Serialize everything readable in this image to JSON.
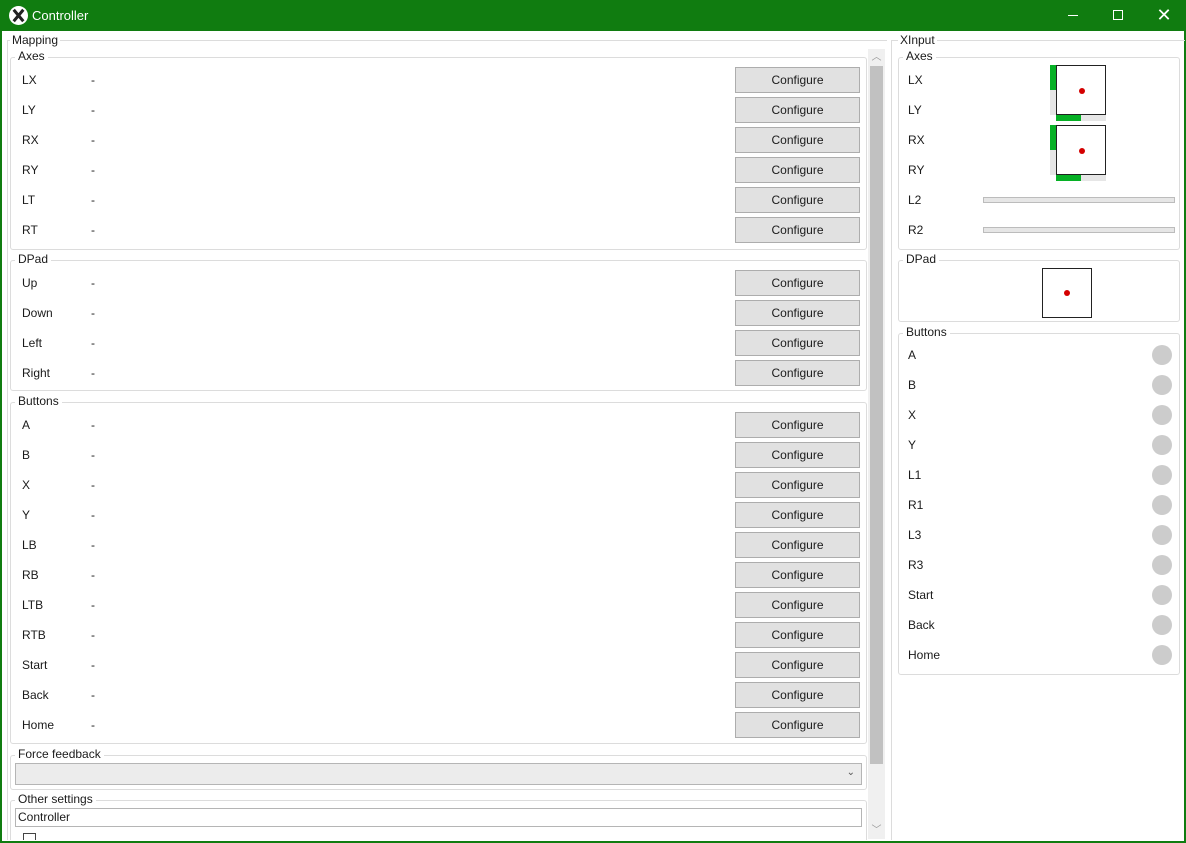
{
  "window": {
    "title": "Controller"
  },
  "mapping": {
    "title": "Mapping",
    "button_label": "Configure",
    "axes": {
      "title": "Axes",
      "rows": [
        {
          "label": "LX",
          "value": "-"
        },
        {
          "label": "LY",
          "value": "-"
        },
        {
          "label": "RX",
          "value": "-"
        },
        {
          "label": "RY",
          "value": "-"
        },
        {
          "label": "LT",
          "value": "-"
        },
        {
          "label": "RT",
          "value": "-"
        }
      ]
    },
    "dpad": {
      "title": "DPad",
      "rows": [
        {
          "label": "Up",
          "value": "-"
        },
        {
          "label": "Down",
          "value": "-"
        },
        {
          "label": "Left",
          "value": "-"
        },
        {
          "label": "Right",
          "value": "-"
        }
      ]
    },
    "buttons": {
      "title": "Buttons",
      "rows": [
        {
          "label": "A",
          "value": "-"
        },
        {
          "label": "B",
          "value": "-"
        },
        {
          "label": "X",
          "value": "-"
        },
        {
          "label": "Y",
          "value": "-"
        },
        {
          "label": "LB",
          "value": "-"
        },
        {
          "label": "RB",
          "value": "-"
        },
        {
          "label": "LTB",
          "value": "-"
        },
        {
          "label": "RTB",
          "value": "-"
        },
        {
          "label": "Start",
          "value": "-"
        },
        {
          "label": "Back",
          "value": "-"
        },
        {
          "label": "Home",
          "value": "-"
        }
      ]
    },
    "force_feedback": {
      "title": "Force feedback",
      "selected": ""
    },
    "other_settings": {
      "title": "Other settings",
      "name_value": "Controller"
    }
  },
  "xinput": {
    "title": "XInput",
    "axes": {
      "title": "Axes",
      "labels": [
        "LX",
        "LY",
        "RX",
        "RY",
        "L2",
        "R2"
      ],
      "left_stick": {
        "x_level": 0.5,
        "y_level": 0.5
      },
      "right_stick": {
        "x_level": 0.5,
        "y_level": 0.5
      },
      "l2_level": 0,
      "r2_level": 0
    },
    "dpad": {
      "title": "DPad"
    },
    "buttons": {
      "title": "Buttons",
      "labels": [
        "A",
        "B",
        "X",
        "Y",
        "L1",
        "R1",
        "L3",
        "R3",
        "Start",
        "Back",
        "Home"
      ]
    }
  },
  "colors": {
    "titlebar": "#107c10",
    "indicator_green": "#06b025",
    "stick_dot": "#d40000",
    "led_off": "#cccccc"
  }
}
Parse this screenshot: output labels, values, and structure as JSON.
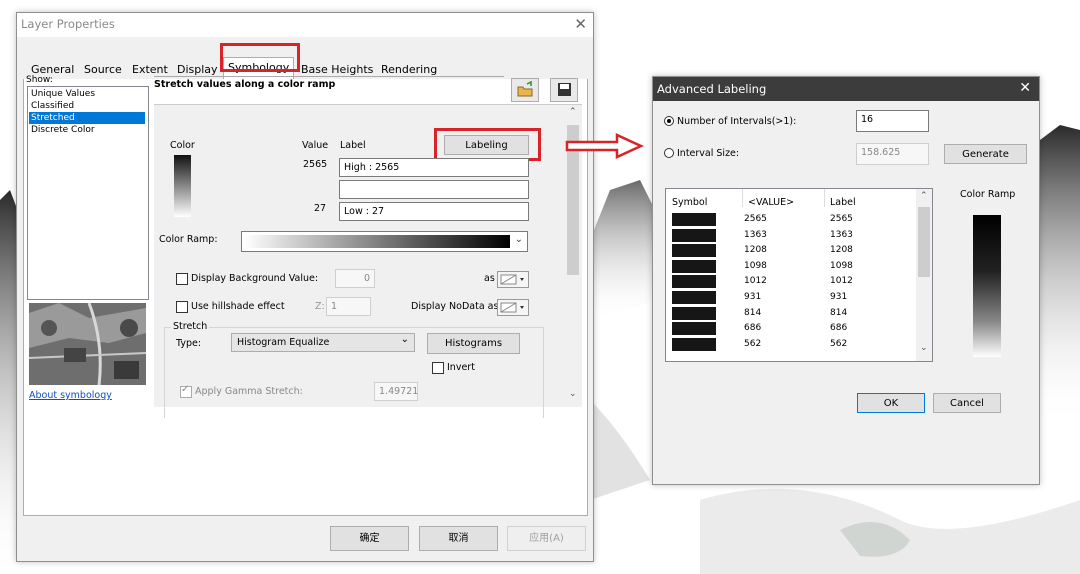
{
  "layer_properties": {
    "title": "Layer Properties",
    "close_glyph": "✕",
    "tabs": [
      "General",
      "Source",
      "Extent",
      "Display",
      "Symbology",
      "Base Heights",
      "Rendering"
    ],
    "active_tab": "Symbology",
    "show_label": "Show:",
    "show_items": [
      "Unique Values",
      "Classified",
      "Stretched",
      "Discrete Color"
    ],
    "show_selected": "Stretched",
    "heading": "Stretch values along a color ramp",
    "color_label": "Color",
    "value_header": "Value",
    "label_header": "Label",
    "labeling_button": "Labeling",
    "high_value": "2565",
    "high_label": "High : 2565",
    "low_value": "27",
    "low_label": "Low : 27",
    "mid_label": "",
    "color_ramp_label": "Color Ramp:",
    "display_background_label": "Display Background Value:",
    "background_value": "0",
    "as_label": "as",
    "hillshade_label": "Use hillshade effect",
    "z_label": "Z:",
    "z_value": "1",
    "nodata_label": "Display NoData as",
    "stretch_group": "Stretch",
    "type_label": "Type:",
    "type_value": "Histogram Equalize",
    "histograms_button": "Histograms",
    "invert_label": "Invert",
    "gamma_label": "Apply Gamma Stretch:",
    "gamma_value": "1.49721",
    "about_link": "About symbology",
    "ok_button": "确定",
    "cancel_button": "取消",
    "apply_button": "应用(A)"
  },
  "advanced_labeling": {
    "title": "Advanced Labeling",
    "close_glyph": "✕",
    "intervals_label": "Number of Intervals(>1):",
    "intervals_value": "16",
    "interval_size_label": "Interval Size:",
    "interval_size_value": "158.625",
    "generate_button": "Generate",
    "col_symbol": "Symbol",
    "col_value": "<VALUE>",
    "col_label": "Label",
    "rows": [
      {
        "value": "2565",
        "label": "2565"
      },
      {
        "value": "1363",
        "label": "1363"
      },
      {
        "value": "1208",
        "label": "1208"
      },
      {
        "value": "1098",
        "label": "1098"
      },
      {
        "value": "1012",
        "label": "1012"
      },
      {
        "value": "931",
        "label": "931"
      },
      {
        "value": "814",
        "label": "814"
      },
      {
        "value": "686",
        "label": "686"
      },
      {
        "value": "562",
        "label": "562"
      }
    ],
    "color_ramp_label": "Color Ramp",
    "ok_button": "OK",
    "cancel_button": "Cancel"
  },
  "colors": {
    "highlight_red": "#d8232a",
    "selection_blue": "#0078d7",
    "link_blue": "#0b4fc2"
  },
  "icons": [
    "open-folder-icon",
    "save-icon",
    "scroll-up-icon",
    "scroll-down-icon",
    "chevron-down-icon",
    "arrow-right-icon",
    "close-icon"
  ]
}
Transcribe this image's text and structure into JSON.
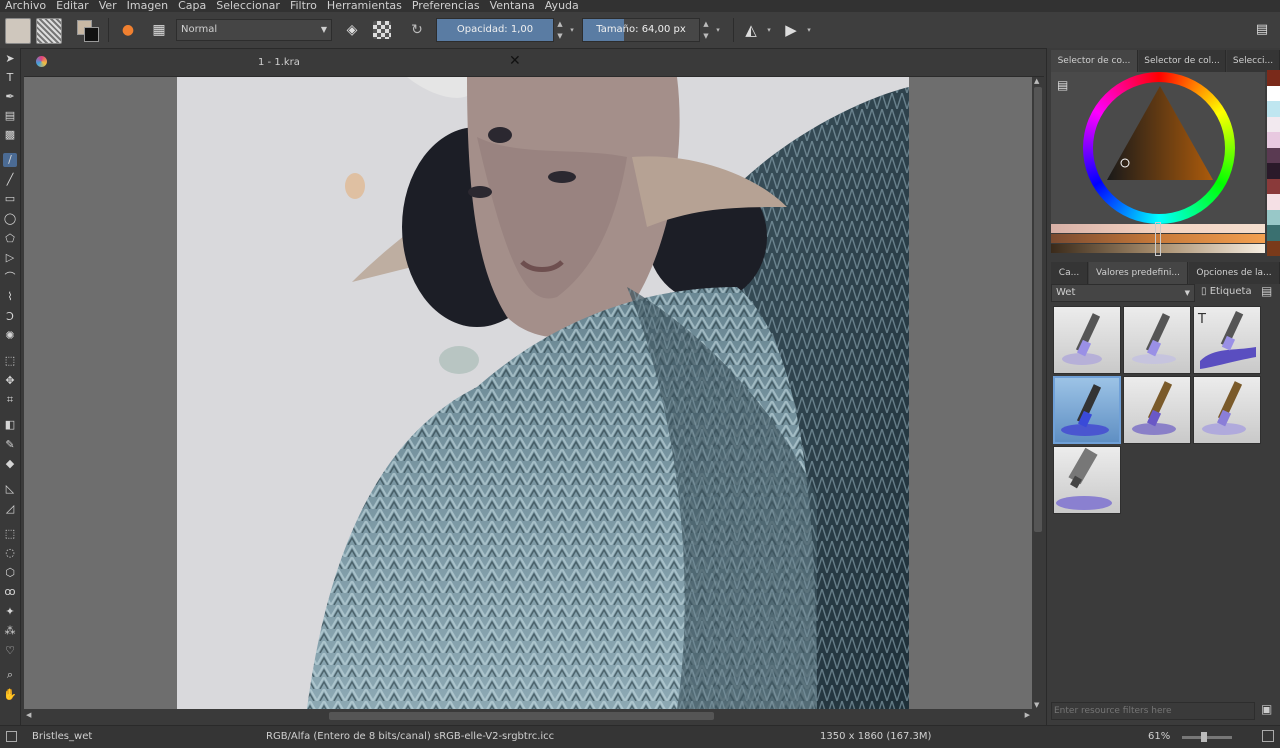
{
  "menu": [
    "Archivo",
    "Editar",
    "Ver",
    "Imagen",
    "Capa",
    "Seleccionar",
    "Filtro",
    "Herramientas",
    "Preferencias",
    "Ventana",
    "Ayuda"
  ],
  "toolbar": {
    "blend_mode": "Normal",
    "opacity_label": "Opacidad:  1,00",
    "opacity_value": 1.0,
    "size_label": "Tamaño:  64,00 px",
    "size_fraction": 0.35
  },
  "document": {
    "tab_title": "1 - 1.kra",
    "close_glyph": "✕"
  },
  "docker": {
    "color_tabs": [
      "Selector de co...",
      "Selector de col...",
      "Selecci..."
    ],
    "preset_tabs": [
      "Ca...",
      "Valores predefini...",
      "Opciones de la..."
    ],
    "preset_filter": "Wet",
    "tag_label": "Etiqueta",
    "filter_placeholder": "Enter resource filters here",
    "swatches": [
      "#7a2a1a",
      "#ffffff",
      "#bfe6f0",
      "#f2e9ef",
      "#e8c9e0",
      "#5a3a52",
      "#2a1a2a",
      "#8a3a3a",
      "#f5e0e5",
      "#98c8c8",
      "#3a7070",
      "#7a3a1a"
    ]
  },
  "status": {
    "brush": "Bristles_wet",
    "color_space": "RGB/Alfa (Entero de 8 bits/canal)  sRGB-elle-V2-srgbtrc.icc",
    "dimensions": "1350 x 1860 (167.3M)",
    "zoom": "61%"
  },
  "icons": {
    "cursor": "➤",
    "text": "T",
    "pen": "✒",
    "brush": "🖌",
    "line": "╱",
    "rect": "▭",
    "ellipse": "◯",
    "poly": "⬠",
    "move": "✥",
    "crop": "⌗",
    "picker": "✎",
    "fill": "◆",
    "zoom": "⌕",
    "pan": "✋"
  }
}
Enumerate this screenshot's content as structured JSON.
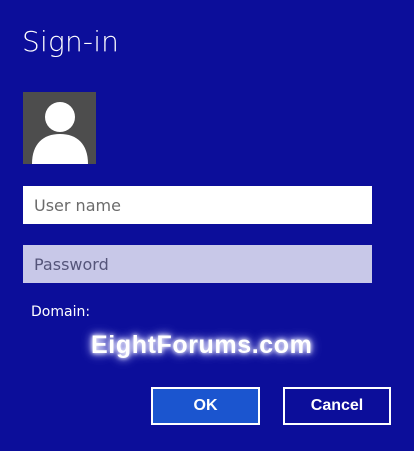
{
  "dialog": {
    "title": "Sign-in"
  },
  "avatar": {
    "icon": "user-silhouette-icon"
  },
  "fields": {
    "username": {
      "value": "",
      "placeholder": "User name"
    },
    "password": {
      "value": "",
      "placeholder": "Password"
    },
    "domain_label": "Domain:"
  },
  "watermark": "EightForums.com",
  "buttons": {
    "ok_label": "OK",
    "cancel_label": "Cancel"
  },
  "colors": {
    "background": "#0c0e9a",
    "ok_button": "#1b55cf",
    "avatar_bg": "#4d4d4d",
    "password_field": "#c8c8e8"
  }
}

##########

— Your instructions —
Gather each line from the entries above that includes the word "Stretched".

— Output of the exercise —
      "Stretched",
    "show_selected": "Stretched",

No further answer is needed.